# [Task requirements]
Check every line of the entries that follow, and copy the ones containing "Overallocate".

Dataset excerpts
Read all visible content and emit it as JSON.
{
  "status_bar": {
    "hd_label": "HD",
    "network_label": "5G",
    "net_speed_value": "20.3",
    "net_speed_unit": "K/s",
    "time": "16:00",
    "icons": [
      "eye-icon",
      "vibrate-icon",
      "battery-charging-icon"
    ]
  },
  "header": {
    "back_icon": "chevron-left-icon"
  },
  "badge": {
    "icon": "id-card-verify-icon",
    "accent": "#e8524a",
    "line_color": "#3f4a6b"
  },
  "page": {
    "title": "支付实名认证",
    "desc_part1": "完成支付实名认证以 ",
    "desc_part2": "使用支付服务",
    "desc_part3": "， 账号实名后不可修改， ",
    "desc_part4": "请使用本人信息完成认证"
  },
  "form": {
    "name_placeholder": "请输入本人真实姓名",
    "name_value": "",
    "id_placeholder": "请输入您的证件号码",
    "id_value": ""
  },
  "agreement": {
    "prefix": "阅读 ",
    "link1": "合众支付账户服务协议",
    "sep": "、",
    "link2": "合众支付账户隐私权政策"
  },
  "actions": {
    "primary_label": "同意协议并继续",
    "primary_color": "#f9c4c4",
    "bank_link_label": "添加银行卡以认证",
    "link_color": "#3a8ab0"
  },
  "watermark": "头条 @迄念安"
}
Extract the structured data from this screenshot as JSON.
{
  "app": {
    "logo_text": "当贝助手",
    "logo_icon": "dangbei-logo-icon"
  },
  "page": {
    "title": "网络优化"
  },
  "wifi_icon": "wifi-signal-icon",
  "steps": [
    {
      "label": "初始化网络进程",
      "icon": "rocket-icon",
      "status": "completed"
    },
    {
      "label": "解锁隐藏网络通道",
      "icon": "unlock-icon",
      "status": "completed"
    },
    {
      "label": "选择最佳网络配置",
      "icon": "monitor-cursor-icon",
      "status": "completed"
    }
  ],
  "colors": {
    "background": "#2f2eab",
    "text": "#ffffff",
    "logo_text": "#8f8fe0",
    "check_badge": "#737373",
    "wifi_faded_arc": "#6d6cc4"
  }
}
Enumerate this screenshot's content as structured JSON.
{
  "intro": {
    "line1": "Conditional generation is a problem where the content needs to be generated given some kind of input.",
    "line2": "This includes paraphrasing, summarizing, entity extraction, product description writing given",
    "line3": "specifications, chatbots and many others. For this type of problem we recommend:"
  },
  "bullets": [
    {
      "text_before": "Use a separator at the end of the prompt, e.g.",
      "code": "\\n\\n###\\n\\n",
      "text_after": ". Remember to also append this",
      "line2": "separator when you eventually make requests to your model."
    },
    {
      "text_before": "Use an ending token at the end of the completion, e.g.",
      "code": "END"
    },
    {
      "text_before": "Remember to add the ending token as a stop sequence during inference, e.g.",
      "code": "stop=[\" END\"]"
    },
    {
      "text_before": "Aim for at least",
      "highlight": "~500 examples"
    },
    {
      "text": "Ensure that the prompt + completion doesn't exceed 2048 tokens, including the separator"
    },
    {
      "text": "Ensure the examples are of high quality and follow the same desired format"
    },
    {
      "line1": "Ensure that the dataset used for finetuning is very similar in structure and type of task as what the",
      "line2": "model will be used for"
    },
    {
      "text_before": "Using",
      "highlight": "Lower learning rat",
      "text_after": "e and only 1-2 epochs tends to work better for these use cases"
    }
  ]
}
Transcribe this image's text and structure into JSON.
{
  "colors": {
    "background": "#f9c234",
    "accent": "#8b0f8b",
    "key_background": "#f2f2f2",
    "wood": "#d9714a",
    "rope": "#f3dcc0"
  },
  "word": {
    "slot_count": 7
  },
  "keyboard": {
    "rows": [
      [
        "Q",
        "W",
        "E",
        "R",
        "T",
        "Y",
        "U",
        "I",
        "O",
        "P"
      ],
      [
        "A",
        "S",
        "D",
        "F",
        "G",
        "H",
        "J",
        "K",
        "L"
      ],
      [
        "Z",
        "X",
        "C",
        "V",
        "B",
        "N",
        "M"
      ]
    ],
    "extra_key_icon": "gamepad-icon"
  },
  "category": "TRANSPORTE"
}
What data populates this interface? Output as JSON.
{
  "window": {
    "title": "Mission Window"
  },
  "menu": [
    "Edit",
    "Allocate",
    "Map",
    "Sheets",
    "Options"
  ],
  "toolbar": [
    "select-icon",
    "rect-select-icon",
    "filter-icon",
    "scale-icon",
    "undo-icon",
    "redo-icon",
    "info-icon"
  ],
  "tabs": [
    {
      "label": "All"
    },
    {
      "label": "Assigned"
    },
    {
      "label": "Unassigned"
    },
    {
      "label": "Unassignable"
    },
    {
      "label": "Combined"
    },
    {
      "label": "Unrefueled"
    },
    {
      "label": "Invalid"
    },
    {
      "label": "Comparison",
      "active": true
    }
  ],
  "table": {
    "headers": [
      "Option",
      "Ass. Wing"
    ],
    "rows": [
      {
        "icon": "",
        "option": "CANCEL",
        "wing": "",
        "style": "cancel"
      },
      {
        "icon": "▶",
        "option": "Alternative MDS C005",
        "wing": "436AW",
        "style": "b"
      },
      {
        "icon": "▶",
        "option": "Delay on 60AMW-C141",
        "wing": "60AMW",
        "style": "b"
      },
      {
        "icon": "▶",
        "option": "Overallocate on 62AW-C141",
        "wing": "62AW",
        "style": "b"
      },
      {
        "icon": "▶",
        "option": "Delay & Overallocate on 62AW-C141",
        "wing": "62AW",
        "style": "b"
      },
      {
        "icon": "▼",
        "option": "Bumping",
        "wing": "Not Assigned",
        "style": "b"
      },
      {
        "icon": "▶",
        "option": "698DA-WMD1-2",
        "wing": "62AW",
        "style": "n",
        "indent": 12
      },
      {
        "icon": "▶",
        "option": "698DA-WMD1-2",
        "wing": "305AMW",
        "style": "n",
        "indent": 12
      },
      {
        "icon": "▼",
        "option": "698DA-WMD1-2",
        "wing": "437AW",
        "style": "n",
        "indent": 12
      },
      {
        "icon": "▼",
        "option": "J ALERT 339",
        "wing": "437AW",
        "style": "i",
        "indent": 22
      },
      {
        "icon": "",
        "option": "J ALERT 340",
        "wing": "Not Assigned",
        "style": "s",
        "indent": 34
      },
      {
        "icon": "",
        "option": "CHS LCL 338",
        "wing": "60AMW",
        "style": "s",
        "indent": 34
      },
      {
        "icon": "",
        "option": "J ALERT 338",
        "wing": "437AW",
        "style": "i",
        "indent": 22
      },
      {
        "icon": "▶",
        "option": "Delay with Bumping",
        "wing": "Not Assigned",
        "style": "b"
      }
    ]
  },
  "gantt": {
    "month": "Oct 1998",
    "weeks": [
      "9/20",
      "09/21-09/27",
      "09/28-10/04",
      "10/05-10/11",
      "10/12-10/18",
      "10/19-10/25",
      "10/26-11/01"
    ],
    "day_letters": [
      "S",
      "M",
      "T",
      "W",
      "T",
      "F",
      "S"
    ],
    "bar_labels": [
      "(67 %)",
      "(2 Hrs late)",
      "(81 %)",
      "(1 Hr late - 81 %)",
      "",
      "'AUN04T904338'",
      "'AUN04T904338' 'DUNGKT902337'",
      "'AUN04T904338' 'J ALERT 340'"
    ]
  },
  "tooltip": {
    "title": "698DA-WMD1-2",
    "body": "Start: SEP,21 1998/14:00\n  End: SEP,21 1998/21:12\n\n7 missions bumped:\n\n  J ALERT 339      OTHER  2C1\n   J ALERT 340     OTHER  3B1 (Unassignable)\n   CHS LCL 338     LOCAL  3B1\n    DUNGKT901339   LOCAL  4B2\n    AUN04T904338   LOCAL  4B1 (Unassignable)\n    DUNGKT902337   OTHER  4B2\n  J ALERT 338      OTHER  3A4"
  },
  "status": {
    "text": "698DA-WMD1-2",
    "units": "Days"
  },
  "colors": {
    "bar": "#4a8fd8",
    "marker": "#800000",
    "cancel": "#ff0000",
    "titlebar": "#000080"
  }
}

# [Task answer]
        "option": "Overallocate on 62AW-C141",
        "option": "Delay & Overallocate on 62AW-C141",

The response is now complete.